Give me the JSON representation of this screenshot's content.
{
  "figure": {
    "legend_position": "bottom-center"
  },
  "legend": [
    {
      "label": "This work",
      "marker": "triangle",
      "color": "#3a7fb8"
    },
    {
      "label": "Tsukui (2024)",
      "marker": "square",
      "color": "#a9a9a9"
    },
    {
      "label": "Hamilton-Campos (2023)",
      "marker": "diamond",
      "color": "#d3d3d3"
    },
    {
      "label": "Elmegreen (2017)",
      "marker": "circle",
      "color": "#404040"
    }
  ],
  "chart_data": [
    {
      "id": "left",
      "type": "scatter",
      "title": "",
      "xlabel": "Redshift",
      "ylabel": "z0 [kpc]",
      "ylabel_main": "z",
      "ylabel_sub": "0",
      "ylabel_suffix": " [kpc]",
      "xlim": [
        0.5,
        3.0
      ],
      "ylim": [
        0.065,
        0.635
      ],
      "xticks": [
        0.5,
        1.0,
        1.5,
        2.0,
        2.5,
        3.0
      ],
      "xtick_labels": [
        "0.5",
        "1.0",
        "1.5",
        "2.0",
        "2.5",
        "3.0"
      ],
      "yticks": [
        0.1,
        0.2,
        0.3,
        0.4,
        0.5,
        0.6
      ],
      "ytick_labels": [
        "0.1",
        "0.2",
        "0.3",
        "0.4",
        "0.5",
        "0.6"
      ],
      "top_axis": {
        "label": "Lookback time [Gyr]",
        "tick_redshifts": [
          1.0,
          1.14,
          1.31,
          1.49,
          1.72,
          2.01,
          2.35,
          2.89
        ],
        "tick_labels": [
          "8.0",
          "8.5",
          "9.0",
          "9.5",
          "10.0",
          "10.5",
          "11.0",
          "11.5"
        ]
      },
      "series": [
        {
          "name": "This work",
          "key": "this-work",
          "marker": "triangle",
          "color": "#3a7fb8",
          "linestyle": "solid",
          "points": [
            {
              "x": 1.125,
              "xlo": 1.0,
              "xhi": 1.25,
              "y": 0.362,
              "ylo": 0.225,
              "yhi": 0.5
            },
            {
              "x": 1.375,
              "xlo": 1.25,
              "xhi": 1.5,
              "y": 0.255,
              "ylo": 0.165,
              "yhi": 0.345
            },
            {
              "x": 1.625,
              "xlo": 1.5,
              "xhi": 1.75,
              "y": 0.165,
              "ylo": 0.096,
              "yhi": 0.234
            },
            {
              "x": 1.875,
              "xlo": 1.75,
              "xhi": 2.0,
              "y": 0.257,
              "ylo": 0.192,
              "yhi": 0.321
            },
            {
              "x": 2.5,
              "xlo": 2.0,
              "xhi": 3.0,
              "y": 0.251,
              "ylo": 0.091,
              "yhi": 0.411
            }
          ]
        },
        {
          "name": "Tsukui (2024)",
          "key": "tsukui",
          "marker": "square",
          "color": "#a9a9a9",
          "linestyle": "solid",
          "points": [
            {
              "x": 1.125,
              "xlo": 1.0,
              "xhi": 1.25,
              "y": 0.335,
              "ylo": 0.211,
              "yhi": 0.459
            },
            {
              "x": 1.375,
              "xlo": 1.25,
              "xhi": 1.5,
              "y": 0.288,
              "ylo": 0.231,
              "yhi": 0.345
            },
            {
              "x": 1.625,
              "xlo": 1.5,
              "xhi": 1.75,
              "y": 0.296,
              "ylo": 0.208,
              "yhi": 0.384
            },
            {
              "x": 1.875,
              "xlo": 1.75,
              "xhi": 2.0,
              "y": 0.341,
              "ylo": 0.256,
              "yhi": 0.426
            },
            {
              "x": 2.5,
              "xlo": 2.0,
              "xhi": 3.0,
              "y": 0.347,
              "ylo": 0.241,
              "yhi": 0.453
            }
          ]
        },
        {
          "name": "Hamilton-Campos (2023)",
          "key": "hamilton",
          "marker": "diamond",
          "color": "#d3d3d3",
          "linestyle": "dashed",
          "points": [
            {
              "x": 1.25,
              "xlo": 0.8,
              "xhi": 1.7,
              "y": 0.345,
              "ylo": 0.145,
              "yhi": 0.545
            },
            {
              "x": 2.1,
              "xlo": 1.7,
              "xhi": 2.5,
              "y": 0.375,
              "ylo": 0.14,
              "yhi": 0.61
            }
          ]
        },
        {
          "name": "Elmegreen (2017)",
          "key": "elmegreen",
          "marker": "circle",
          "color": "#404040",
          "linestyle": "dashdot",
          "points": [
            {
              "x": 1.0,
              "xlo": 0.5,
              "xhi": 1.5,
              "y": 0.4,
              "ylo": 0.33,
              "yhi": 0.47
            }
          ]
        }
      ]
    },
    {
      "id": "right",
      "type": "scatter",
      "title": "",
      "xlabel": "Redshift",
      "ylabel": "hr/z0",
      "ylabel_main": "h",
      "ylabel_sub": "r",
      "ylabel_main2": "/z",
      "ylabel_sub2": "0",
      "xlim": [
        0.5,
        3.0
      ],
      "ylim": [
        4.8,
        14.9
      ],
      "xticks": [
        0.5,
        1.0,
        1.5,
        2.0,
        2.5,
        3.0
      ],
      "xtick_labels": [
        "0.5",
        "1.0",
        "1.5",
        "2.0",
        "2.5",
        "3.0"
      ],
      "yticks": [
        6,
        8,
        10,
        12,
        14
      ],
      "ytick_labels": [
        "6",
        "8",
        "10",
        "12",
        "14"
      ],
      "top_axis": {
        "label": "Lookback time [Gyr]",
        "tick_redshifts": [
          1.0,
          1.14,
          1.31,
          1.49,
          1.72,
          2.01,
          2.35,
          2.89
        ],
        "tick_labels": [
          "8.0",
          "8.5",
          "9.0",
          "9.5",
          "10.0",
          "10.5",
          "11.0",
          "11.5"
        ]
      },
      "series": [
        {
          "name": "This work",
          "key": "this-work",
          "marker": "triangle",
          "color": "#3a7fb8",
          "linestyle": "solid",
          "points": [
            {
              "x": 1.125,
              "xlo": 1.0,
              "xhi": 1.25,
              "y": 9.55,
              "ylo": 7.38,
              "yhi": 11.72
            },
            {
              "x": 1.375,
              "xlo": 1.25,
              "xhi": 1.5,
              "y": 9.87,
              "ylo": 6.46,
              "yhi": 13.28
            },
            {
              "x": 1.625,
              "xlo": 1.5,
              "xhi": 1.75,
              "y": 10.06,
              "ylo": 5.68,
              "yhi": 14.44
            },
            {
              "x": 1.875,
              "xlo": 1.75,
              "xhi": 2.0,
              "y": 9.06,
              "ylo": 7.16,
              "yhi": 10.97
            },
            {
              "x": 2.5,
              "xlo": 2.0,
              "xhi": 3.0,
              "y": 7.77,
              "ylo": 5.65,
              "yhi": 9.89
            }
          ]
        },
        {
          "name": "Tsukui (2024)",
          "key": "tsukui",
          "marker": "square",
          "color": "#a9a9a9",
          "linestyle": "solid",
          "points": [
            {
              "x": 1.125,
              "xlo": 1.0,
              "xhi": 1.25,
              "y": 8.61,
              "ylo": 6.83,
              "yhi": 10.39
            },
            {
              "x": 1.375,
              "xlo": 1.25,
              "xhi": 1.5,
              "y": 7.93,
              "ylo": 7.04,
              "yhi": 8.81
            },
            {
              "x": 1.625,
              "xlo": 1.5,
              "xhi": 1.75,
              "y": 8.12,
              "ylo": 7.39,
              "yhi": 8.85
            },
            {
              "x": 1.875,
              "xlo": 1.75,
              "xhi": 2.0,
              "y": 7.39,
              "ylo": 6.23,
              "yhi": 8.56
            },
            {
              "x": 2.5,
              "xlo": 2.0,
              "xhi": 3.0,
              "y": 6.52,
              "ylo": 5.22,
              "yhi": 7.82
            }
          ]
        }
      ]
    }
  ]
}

----------

• Goal: Write out every record, exactly as written.

• Full output:
Give me the JSON representation of this screenshot's content.
{
  "figure": {
    "legend_position": "bottom-center"
  },
  "legend": [
    {
      "label": "This work",
      "marker": "triangle",
      "color": "#3a7fb8"
    },
    {
      "label": "Tsukui (2024)",
      "marker": "square",
      "color": "#a9a9a9"
    },
    {
      "label": "Hamilton-Campos (2023)",
      "marker": "diamond",
      "color": "#d3d3d3"
    },
    {
      "label": "Elmegreen (2017)",
      "marker": "circle",
      "color": "#404040"
    }
  ],
  "chart_data": [
    {
      "id": "left",
      "type": "scatter",
      "title": "",
      "xlabel": "Redshift",
      "ylabel": "z0 [kpc]",
      "ylabel_main": "z",
      "ylabel_sub": "0",
      "ylabel_suffix": " [kpc]",
      "xlim": [
        0.5,
        3.0
      ],
      "ylim": [
        0.065,
        0.635
      ],
      "xticks": [
        0.5,
        1.0,
        1.5,
        2.0,
        2.5,
        3.0
      ],
      "xtick_labels": [
        "0.5",
        "1.0",
        "1.5",
        "2.0",
        "2.5",
        "3.0"
      ],
      "yticks": [
        0.1,
        0.2,
        0.3,
        0.4,
        0.5,
        0.6
      ],
      "ytick_labels": [
        "0.1",
        "0.2",
        "0.3",
        "0.4",
        "0.5",
        "0.6"
      ],
      "top_axis": {
        "label": "Lookback time [Gyr]",
        "tick_redshifts": [
          1.0,
          1.14,
          1.31,
          1.49,
          1.72,
          2.01,
          2.35,
          2.89
        ],
        "tick_labels": [
          "8.0",
          "8.5",
          "9.0",
          "9.5",
          "10.0",
          "10.5",
          "11.0",
          "11.5"
        ]
      },
      "series": [
        {
          "name": "This work",
          "key": "this-work",
          "marker": "triangle",
          "color": "#3a7fb8",
          "linestyle": "solid",
          "points": [
            {
              "x": 1.125,
              "xlo": 1.0,
              "xhi": 1.25,
              "y": 0.362,
              "ylo": 0.225,
              "yhi": 0.5
            },
            {
              "x": 1.375,
              "xlo": 1.25,
              "xhi": 1.5,
              "y": 0.255,
              "ylo": 0.165,
              "yhi": 0.345
            },
            {
              "x": 1.625,
              "xlo": 1.5,
              "xhi": 1.75,
              "y": 0.165,
              "ylo": 0.096,
              "yhi": 0.234
            },
            {
              "x": 1.875,
              "xlo": 1.75,
              "xhi": 2.0,
              "y": 0.257,
              "ylo": 0.192,
              "yhi": 0.321
            },
            {
              "x": 2.5,
              "xlo": 2.0,
              "xhi": 3.0,
              "y": 0.251,
              "ylo": 0.091,
              "yhi": 0.411
            }
          ]
        },
        {
          "name": "Tsukui (2024)",
          "key": "tsukui",
          "marker": "square",
          "color": "#a9a9a9",
          "linestyle": "solid",
          "points": [
            {
              "x": 1.125,
              "xlo": 1.0,
              "xhi": 1.25,
              "y": 0.335,
              "ylo": 0.211,
              "yhi": 0.459
            },
            {
              "x": 1.375,
              "xlo": 1.25,
              "xhi": 1.5,
              "y": 0.288,
              "ylo": 0.231,
              "yhi": 0.345
            },
            {
              "x": 1.625,
              "xlo": 1.5,
              "xhi": 1.75,
              "y": 0.296,
              "ylo": 0.208,
              "yhi": 0.384
            },
            {
              "x": 1.875,
              "xlo": 1.75,
              "xhi": 2.0,
              "y": 0.341,
              "ylo": 0.256,
              "yhi": 0.426
            },
            {
              "x": 2.5,
              "xlo": 2.0,
              "xhi": 3.0,
              "y": 0.347,
              "ylo": 0.241,
              "yhi": 0.453
            }
          ]
        },
        {
          "name": "Hamilton-Campos (2023)",
          "key": "hamilton",
          "marker": "diamond",
          "color": "#d3d3d3",
          "linestyle": "dashed",
          "points": [
            {
              "x": 1.25,
              "xlo": 0.8,
              "xhi": 1.7,
              "y": 0.345,
              "ylo": 0.145,
              "yhi": 0.545
            },
            {
              "x": 2.1,
              "xlo": 1.7,
              "xhi": 2.5,
              "y": 0.375,
              "ylo": 0.14,
              "yhi": 0.61
            }
          ]
        },
        {
          "name": "Elmegreen (2017)",
          "key": "elmegreen",
          "marker": "circle",
          "color": "#404040",
          "linestyle": "dashdot",
          "points": [
            {
              "x": 1.0,
              "xlo": 0.5,
              "xhi": 1.5,
              "y": 0.4,
              "ylo": 0.33,
              "yhi": 0.47
            }
          ]
        }
      ]
    },
    {
      "id": "right",
      "type": "scatter",
      "title": "",
      "xlabel": "Redshift",
      "ylabel": "hr/z0",
      "ylabel_main": "h",
      "ylabel_sub": "r",
      "ylabel_main2": "/z",
      "ylabel_sub2": "0",
      "xlim": [
        0.5,
        3.0
      ],
      "ylim": [
        4.8,
        14.9
      ],
      "xticks": [
        0.5,
        1.0,
        1.5,
        2.0,
        2.5,
        3.0
      ],
      "xtick_labels": [
        "0.5",
        "1.0",
        "1.5",
        "2.0",
        "2.5",
        "3.0"
      ],
      "yticks": [
        6,
        8,
        10,
        12,
        14
      ],
      "ytick_labels": [
        "6",
        "8",
        "10",
        "12",
        "14"
      ],
      "top_axis": {
        "label": "Lookback time [Gyr]",
        "tick_redshifts": [
          1.0,
          1.14,
          1.31,
          1.49,
          1.72,
          2.01,
          2.35,
          2.89
        ],
        "tick_labels": [
          "8.0",
          "8.5",
          "9.0",
          "9.5",
          "10.0",
          "10.5",
          "11.0",
          "11.5"
        ]
      },
      "series": [
        {
          "name": "This work",
          "key": "this-work",
          "marker": "triangle",
          "color": "#3a7fb8",
          "linestyle": "solid",
          "points": [
            {
              "x": 1.125,
              "xlo": 1.0,
              "xhi": 1.25,
              "y": 9.55,
              "ylo": 7.38,
              "yhi": 11.72
            },
            {
              "x": 1.375,
              "xlo": 1.25,
              "xhi": 1.5,
              "y": 9.87,
              "ylo": 6.46,
              "yhi": 13.28
            },
            {
              "x": 1.625,
              "xlo": 1.5,
              "xhi": 1.75,
              "y": 10.06,
              "ylo": 5.68,
              "yhi": 14.44
            },
            {
              "x": 1.875,
              "xlo": 1.75,
              "xhi": 2.0,
              "y": 9.06,
              "ylo": 7.16,
              "yhi": 10.97
            },
            {
              "x": 2.5,
              "xlo": 2.0,
              "xhi": 3.0,
              "y": 7.77,
              "ylo": 5.65,
              "yhi": 9.89
            }
          ]
        },
        {
          "name": "Tsukui (2024)",
          "key": "tsukui",
          "marker": "square",
          "color": "#a9a9a9",
          "linestyle": "solid",
          "points": [
            {
              "x": 1.125,
              "xlo": 1.0,
              "xhi": 1.25,
              "y": 8.61,
              "ylo": 6.83,
              "yhi": 10.39
            },
            {
              "x": 1.375,
              "xlo": 1.25,
              "xhi": 1.5,
              "y": 7.93,
              "ylo": 7.04,
              "yhi": 8.81
            },
            {
              "x": 1.625,
              "xlo": 1.5,
              "xhi": 1.75,
              "y": 8.12,
              "ylo": 7.39,
              "yhi": 8.85
            },
            {
              "x": 1.875,
              "xlo": 1.75,
              "xhi": 2.0,
              "y": 7.39,
              "ylo": 6.23,
              "yhi": 8.56
            },
            {
              "x": 2.5,
              "xlo": 2.0,
              "xhi": 3.0,
              "y": 6.52,
              "ylo": 5.22,
              "yhi": 7.82
            }
          ]
        }
      ]
    }
  ]
}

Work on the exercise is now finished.